TASK INPUT:
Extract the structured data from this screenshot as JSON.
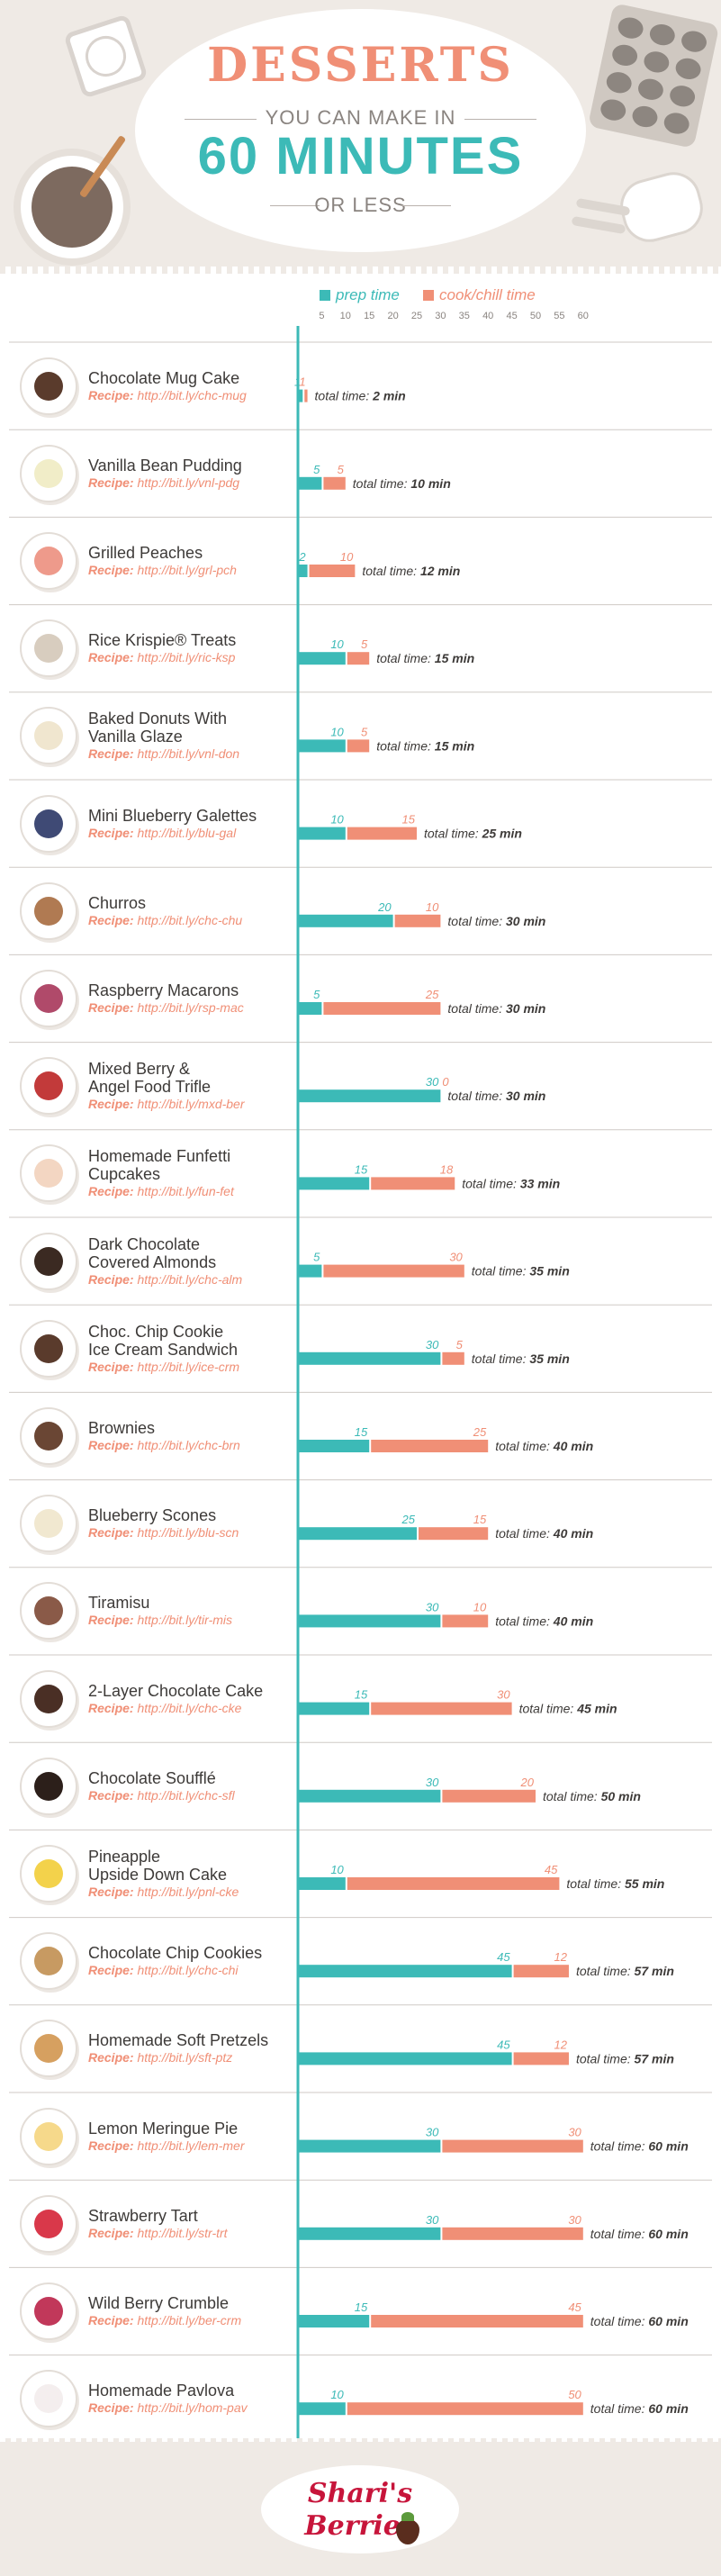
{
  "header": {
    "title_line1": "DESSERTS",
    "title_line2": "YOU CAN MAKE IN",
    "title_line3": "60 MINUTES",
    "title_line4": "OR LESS"
  },
  "footer": {
    "logo_line1": "Shari's",
    "logo_line2": "Berries"
  },
  "colors": {
    "prep": "#3cbab7",
    "cook": "#f08f76",
    "text": "#3d3a38",
    "grid": "#cfcac5"
  },
  "chart_data": {
    "type": "bar",
    "orientation": "horizontal",
    "stacked": true,
    "xlim": [
      0,
      60
    ],
    "x_ticks": [
      5,
      10,
      15,
      20,
      25,
      30,
      35,
      40,
      45,
      50,
      55,
      60
    ],
    "legend": {
      "placement": "top",
      "entries": [
        "prep time",
        "cook/chill time"
      ]
    },
    "recipe_prefix": "Recipe:",
    "total_prefix": "total time:",
    "total_unit": "min",
    "series": [
      {
        "name": "prep time",
        "values": [
          1,
          5,
          2,
          10,
          10,
          10,
          20,
          5,
          30,
          15,
          5,
          30,
          15,
          25,
          30,
          15,
          30,
          10,
          45,
          45,
          30,
          30,
          15,
          10
        ]
      },
      {
        "name": "cook/chill time",
        "values": [
          1,
          5,
          10,
          5,
          5,
          15,
          10,
          25,
          0,
          18,
          30,
          5,
          25,
          15,
          10,
          30,
          20,
          45,
          12,
          12,
          30,
          30,
          45,
          50
        ]
      }
    ],
    "items": [
      {
        "name": [
          "Chocolate Mug Cake"
        ],
        "url": "http://bit.ly/chc-mug",
        "prep": 1,
        "cook": 1,
        "prep_label": "1",
        "cook_label": "1",
        "total": 2
      },
      {
        "name": [
          "Vanilla Bean Pudding"
        ],
        "url": "http://bit.ly/vnl-pdg",
        "prep": 5,
        "cook": 5,
        "prep_label": "5",
        "cook_label": "5",
        "total": 10
      },
      {
        "name": [
          "Grilled Peaches"
        ],
        "url": "http://bit.ly/grl-pch",
        "prep": 2,
        "cook": 10,
        "prep_label": "2",
        "cook_label": "10",
        "total": 12
      },
      {
        "name": [
          "Rice Krispie® Treats"
        ],
        "url": "http://bit.ly/ric-ksp",
        "prep": 10,
        "cook": 5,
        "prep_label": "10",
        "cook_label": "5",
        "total": 15
      },
      {
        "name": [
          "Baked Donuts With",
          "Vanilla Glaze"
        ],
        "url": "http://bit.ly/vnl-don",
        "prep": 10,
        "cook": 5,
        "prep_label": "10",
        "cook_label": "5",
        "total": 15
      },
      {
        "name": [
          "Mini Blueberry Galettes"
        ],
        "url": "http://bit.ly/blu-gal",
        "prep": 10,
        "cook": 15,
        "prep_label": "10",
        "cook_label": "15",
        "total": 25
      },
      {
        "name": [
          "Churros"
        ],
        "url": "http://bit.ly/chc-chu",
        "prep": 20,
        "cook": 10,
        "prep_label": "20",
        "cook_label": "10",
        "total": 30
      },
      {
        "name": [
          "Raspberry Macarons"
        ],
        "url": "http://bit.ly/rsp-mac",
        "prep": 5,
        "cook": 25,
        "prep_label": "5",
        "cook_label": "25",
        "total": 30
      },
      {
        "name": [
          "Mixed Berry &",
          "Angel Food Trifle"
        ],
        "url": "http://bit.ly/mxd-ber",
        "prep": 30,
        "cook": 0,
        "prep_label": "30",
        "cook_label": "0",
        "total": 30
      },
      {
        "name": [
          "Homemade Funfetti",
          "Cupcakes"
        ],
        "url": "http://bit.ly/fun-fet",
        "prep": 15,
        "cook": 18,
        "prep_label": "15",
        "cook_label": "18",
        "total": 33
      },
      {
        "name": [
          "Dark Chocolate",
          "Covered Almonds"
        ],
        "url": "http://bit.ly/chc-alm",
        "prep": 5,
        "cook": 30,
        "prep_label": "5",
        "cook_label": "30",
        "total": 35
      },
      {
        "name": [
          "Choc. Chip Cookie",
          "Ice Cream Sandwich"
        ],
        "url": "http://bit.ly/ice-crm",
        "prep": 30,
        "cook": 5,
        "prep_label": "30",
        "cook_label": "5",
        "total": 35
      },
      {
        "name": [
          "Brownies"
        ],
        "url": "http://bit.ly/chc-brn",
        "prep": 15,
        "cook": 25,
        "prep_label": "15",
        "cook_label": "25",
        "total": 40
      },
      {
        "name": [
          "Blueberry Scones"
        ],
        "url": "http://bit.ly/blu-scn",
        "prep": 25,
        "cook": 15,
        "prep_label": "25",
        "cook_label": "15",
        "total": 40
      },
      {
        "name": [
          "Tiramisu"
        ],
        "url": "http://bit.ly/tir-mis",
        "prep": 30,
        "cook": 10,
        "prep_label": "30",
        "cook_label": "10",
        "total": 40
      },
      {
        "name": [
          "2-Layer Chocolate Cake"
        ],
        "url": "http://bit.ly/chc-cke",
        "prep": 15,
        "cook": 30,
        "prep_label": "15",
        "cook_label": "30",
        "total": 45
      },
      {
        "name": [
          "Chocolate Soufflé"
        ],
        "url": "http://bit.ly/chc-sfl",
        "prep": 30,
        "cook": 20,
        "prep_label": "30",
        "cook_label": "20",
        "total": 50
      },
      {
        "name": [
          "Pineapple",
          "Upside Down Cake"
        ],
        "url": "http://bit.ly/pnl-cke",
        "prep": 10,
        "cook": 45,
        "prep_label": "10",
        "cook_label": "45",
        "total": 55
      },
      {
        "name": [
          "Chocolate Chip Cookies"
        ],
        "url": "http://bit.ly/chc-chi",
        "prep": 45,
        "cook": 12,
        "prep_label": "45",
        "cook_label": "12",
        "total": 57
      },
      {
        "name": [
          "Homemade Soft Pretzels"
        ],
        "url": "http://bit.ly/sft-ptz",
        "prep": 45,
        "cook": 12,
        "prep_label": "45",
        "cook_label": "12",
        "total": 57
      },
      {
        "name": [
          "Lemon Meringue Pie"
        ],
        "url": "http://bit.ly/lem-mer",
        "prep": 30,
        "cook": 30,
        "prep_label": "30",
        "cook_label": "30",
        "total": 60
      },
      {
        "name": [
          "Strawberry Tart"
        ],
        "url": "http://bit.ly/str-trt",
        "prep": 30,
        "cook": 30,
        "prep_label": "30",
        "cook_label": "30",
        "total": 60
      },
      {
        "name": [
          "Wild Berry Crumble"
        ],
        "url": "http://bit.ly/ber-crm",
        "prep": 15,
        "cook": 45,
        "prep_label": "15",
        "cook_label": "45",
        "total": 60
      },
      {
        "name": [
          "Homemade Pavlova"
        ],
        "url": "http://bit.ly/hom-pav",
        "prep": 10,
        "cook": 50,
        "prep_label": "10",
        "cook_label": "50",
        "total": 60
      }
    ]
  }
}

GIVEN EXERCISE: From the data above, gather every line that includes the word "Blueberry".

TASK RESPONSE:
          "Mini Blueberry Galettes"
          "Blueberry Scones"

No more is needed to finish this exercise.